### What is needed
Everything from the line with "What does this" through the last line of the records below should be copied exactly, both ends included.

Data records
** Begin **
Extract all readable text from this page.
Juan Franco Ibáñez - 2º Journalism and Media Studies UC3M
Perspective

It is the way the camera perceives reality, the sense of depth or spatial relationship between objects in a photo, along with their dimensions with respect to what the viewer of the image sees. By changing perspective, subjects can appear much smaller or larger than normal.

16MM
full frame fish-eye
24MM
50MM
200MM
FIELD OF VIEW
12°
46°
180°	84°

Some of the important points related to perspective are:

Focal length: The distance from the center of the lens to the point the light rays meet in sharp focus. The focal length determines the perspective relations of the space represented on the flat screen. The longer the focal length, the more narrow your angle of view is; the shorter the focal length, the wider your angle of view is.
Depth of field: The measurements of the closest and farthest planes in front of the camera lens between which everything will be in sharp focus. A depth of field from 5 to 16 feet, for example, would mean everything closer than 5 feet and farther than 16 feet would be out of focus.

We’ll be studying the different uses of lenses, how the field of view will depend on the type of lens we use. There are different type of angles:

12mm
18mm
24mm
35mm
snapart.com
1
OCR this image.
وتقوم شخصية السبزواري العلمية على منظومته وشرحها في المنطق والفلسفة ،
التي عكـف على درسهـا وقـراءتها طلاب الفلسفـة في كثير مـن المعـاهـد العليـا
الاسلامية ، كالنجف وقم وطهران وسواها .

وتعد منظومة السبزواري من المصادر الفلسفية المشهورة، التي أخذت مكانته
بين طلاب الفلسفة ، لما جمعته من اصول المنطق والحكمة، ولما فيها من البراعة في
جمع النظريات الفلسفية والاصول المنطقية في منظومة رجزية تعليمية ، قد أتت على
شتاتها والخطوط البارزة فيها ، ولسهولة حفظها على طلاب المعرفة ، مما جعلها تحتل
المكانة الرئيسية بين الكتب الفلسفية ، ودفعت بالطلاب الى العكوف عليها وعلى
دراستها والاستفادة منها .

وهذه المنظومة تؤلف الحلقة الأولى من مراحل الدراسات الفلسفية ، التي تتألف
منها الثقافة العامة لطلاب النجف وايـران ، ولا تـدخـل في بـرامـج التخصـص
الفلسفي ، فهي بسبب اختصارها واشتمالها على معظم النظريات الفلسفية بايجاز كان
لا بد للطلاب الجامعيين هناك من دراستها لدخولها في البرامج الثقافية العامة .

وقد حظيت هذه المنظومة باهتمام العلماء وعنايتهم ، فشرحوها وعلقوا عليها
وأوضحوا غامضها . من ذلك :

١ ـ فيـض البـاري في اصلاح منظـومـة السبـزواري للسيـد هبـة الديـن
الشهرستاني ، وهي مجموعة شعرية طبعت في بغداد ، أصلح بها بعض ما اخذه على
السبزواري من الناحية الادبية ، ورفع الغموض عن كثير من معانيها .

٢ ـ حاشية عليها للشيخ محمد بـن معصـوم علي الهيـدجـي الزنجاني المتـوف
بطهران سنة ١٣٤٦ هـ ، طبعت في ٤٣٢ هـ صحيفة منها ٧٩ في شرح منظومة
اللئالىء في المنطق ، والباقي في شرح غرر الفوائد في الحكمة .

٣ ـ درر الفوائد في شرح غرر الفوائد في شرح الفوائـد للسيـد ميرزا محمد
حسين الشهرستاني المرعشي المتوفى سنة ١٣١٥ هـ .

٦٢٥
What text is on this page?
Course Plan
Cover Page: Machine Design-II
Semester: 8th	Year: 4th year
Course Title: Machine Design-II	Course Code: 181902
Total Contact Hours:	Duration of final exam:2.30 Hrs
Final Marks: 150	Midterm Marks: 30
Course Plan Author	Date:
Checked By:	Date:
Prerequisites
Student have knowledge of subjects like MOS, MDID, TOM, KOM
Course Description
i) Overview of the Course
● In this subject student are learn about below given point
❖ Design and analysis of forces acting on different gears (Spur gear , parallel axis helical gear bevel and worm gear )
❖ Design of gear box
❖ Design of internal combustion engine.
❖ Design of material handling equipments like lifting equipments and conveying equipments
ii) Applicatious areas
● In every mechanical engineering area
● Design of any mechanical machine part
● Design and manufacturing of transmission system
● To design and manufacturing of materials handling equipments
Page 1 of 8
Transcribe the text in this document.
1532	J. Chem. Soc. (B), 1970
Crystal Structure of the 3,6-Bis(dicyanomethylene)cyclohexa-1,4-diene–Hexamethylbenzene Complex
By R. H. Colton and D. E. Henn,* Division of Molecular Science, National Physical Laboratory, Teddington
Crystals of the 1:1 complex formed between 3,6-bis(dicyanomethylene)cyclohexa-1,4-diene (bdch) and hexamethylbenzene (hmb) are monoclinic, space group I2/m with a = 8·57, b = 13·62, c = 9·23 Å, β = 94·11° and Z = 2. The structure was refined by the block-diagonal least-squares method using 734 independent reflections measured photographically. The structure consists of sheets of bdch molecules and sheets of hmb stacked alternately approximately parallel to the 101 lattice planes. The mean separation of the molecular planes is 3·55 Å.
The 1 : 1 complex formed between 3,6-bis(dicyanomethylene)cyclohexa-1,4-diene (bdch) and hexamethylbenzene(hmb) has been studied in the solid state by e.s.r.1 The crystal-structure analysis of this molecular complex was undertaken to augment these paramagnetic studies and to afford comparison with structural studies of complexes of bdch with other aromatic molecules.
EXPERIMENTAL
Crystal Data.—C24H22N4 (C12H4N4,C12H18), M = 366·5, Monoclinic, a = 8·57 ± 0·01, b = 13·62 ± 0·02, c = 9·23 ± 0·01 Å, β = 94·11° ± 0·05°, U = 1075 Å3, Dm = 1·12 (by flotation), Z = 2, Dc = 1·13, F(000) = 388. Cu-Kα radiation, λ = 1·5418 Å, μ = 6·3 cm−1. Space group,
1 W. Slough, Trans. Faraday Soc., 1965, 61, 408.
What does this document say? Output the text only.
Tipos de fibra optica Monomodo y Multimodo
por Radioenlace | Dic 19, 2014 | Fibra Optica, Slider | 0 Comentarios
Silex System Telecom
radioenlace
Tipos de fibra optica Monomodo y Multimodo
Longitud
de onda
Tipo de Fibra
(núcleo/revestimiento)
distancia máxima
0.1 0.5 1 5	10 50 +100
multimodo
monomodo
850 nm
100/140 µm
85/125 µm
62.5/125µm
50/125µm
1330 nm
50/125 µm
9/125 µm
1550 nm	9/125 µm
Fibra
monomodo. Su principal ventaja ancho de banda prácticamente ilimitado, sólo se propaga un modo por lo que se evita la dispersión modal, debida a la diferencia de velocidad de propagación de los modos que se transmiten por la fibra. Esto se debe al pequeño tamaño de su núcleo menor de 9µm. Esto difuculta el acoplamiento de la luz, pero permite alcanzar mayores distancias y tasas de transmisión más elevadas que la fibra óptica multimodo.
** End **
### Expected answer
What does this document say? Output the text only.
Tipos de fibra optica Monomodo y Multimodo
por Radioenlace | Dic 19, 2014 | Fibra Optica, Slider | 0 Comentarios
Silex System Telecom
radioenlace
Tipos de fibra optica Monomodo y Multimodo
Longitud
de onda
Tipo de Fibra
(núcleo/revestimiento)
distancia máxima
0.1 0.5 1 5	10 50 +100
multimodo
monomodo
850 nm
100/140 µm
85/125 µm
62.5/125µm
50/125µm
1330 nm
50/125 µm
9/125 µm
1550 nm	9/125 µm
Fibra
monomodo. Su principal ventaja ancho de banda prácticamente ilimitado, sólo se propaga un modo por lo que se evita la dispersión modal, debida a la diferencia de velocidad de propagación de los modos que se transmiten por la fibra. Esto se debe al pequeño tamaño de su núcleo menor de 9µm. Esto difuculta el acoplamiento de la luz, pero permite alcanzar mayores distancias y tasas de transmisión más elevadas que la fibra óptica multimodo.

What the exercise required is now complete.